--- begin Dataset content ---

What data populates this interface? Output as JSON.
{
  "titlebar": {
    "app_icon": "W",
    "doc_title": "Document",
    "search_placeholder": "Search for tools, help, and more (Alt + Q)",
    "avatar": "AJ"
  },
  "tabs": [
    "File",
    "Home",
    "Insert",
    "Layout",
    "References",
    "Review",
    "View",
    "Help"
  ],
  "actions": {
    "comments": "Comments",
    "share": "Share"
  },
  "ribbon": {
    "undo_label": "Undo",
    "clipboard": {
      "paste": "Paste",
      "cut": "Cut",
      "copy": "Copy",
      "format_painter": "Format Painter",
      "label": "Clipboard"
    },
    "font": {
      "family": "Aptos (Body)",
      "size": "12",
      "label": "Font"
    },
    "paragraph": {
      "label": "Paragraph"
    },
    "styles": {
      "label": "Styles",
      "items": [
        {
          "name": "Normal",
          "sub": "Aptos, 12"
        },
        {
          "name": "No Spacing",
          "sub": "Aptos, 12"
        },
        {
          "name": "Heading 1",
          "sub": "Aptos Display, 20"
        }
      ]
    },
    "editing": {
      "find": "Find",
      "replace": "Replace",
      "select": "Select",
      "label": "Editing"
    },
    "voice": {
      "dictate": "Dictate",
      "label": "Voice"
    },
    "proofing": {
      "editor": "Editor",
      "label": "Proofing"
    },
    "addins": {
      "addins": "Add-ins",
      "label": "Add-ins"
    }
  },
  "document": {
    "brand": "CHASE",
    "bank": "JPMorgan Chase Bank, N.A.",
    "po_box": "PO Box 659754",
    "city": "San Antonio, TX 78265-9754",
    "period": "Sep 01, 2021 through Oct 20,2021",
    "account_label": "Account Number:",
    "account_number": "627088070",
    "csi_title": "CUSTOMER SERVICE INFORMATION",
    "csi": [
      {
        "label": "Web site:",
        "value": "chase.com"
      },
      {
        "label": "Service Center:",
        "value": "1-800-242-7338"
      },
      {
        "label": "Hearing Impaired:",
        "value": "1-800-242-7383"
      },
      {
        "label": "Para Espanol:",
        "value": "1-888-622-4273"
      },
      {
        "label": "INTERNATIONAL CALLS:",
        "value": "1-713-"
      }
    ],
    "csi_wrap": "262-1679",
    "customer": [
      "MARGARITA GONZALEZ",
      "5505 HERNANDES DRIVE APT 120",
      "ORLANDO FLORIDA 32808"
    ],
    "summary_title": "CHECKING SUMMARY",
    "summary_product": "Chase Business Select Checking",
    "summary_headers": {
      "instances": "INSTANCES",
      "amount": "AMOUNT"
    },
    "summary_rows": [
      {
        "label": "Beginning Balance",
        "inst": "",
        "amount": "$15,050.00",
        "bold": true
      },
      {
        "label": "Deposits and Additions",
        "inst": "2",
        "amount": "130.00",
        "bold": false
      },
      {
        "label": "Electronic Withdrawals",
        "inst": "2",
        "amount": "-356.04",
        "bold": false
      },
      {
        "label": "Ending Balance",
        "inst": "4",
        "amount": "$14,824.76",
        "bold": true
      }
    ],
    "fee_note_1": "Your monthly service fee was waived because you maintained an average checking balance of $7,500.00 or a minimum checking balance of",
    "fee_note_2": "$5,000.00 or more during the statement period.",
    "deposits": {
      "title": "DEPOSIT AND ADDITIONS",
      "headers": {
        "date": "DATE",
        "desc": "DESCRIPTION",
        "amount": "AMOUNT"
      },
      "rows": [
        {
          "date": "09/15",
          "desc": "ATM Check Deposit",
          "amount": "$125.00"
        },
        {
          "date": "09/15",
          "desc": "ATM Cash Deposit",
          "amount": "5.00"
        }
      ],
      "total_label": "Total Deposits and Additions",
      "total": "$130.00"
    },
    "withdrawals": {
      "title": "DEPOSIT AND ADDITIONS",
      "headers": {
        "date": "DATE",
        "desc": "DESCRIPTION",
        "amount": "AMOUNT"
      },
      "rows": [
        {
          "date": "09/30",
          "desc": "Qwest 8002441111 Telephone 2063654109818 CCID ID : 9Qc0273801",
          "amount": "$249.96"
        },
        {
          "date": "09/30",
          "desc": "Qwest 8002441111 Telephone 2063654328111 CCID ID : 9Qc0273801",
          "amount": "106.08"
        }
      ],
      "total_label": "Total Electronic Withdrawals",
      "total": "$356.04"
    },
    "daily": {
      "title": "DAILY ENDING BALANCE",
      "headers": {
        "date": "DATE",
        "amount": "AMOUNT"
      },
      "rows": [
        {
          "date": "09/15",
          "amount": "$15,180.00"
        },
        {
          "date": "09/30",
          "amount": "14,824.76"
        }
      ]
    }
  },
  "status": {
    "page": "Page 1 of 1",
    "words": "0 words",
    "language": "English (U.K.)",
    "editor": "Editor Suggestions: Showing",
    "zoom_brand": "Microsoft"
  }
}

--- end Dataset content ---

• _Work to do_
Retype the data in full and match it exactly.

• _Complete output_
What data populates this interface? Output as JSON.
{
  "titlebar": {
    "app_icon": "W",
    "doc_title": "Document",
    "search_placeholder": "Search for tools, help, and more (Alt + Q)",
    "avatar": "AJ"
  },
  "tabs": [
    "File",
    "Home",
    "Insert",
    "Layout",
    "References",
    "Review",
    "View",
    "Help"
  ],
  "actions": {
    "comments": "Comments",
    "share": "Share"
  },
  "ribbon": {
    "undo_label": "Undo",
    "clipboard": {
      "paste": "Paste",
      "cut": "Cut",
      "copy": "Copy",
      "format_painter": "Format Painter",
      "label": "Clipboard"
    },
    "font": {
      "family": "Aptos (Body)",
      "size": "12",
      "label": "Font"
    },
    "paragraph": {
      "label": "Paragraph"
    },
    "styles": {
      "label": "Styles",
      "items": [
        {
          "name": "Normal",
          "sub": "Aptos, 12"
        },
        {
          "name": "No Spacing",
          "sub": "Aptos, 12"
        },
        {
          "name": "Heading 1",
          "sub": "Aptos Display, 20"
        }
      ]
    },
    "editing": {
      "find": "Find",
      "replace": "Replace",
      "select": "Select",
      "label": "Editing"
    },
    "voice": {
      "dictate": "Dictate",
      "label": "Voice"
    },
    "proofing": {
      "editor": "Editor",
      "label": "Proofing"
    },
    "addins": {
      "addins": "Add-ins",
      "label": "Add-ins"
    }
  },
  "document": {
    "brand": "CHASE",
    "bank": "JPMorgan Chase Bank, N.A.",
    "po_box": "PO Box 659754",
    "city": "San Antonio, TX 78265-9754",
    "period": "Sep 01, 2021 through Oct 20,2021",
    "account_label": "Account Number:",
    "account_number": "627088070",
    "csi_title": "CUSTOMER SERVICE INFORMATION",
    "csi": [
      {
        "label": "Web site:",
        "value": "chase.com"
      },
      {
        "label": "Service Center:",
        "value": "1-800-242-7338"
      },
      {
        "label": "Hearing Impaired:",
        "value": "1-800-242-7383"
      },
      {
        "label": "Para Espanol:",
        "value": "1-888-622-4273"
      },
      {
        "label": "INTERNATIONAL CALLS:",
        "value": "1-713-"
      }
    ],
    "csi_wrap": "262-1679",
    "customer": [
      "MARGARITA GONZALEZ",
      "5505 HERNANDES DRIVE APT 120",
      "ORLANDO FLORIDA 32808"
    ],
    "summary_title": "CHECKING SUMMARY",
    "summary_product": "Chase Business Select Checking",
    "summary_headers": {
      "instances": "INSTANCES",
      "amount": "AMOUNT"
    },
    "summary_rows": [
      {
        "label": "Beginning Balance",
        "inst": "",
        "amount": "$15,050.00",
        "bold": true
      },
      {
        "label": "Deposits and Additions",
        "inst": "2",
        "amount": "130.00",
        "bold": false
      },
      {
        "label": "Electronic Withdrawals",
        "inst": "2",
        "amount": "-356.04",
        "bold": false
      },
      {
        "label": "Ending Balance",
        "inst": "4",
        "amount": "$14,824.76",
        "bold": true
      }
    ],
    "fee_note_1": "Your monthly service fee was waived because you maintained an average checking balance of $7,500.00 or a minimum checking balance of",
    "fee_note_2": "$5,000.00 or more during the statement period.",
    "deposits": {
      "title": "DEPOSIT AND ADDITIONS",
      "headers": {
        "date": "DATE",
        "desc": "DESCRIPTION",
        "amount": "AMOUNT"
      },
      "rows": [
        {
          "date": "09/15",
          "desc": "ATM Check Deposit",
          "amount": "$125.00"
        },
        {
          "date": "09/15",
          "desc": "ATM Cash Deposit",
          "amount": "5.00"
        }
      ],
      "total_label": "Total Deposits and Additions",
      "total": "$130.00"
    },
    "withdrawals": {
      "title": "DEPOSIT AND ADDITIONS",
      "headers": {
        "date": "DATE",
        "desc": "DESCRIPTION",
        "amount": "AMOUNT"
      },
      "rows": [
        {
          "date": "09/30",
          "desc": "Qwest 8002441111 Telephone 2063654109818 CCID ID : 9Qc0273801",
          "amount": "$249.96"
        },
        {
          "date": "09/30",
          "desc": "Qwest 8002441111 Telephone 2063654328111 CCID ID : 9Qc0273801",
          "amount": "106.08"
        }
      ],
      "total_label": "Total Electronic Withdrawals",
      "total": "$356.04"
    },
    "daily": {
      "title": "DAILY ENDING BALANCE",
      "headers": {
        "date": "DATE",
        "amount": "AMOUNT"
      },
      "rows": [
        {
          "date": "09/15",
          "amount": "$15,180.00"
        },
        {
          "date": "09/30",
          "amount": "14,824.76"
        }
      ]
    }
  },
  "status": {
    "page": "Page 1 of 1",
    "words": "0 words",
    "language": "English (U.K.)",
    "editor": "Editor Suggestions: Showing",
    "zoom_brand": "Microsoft"
  }
}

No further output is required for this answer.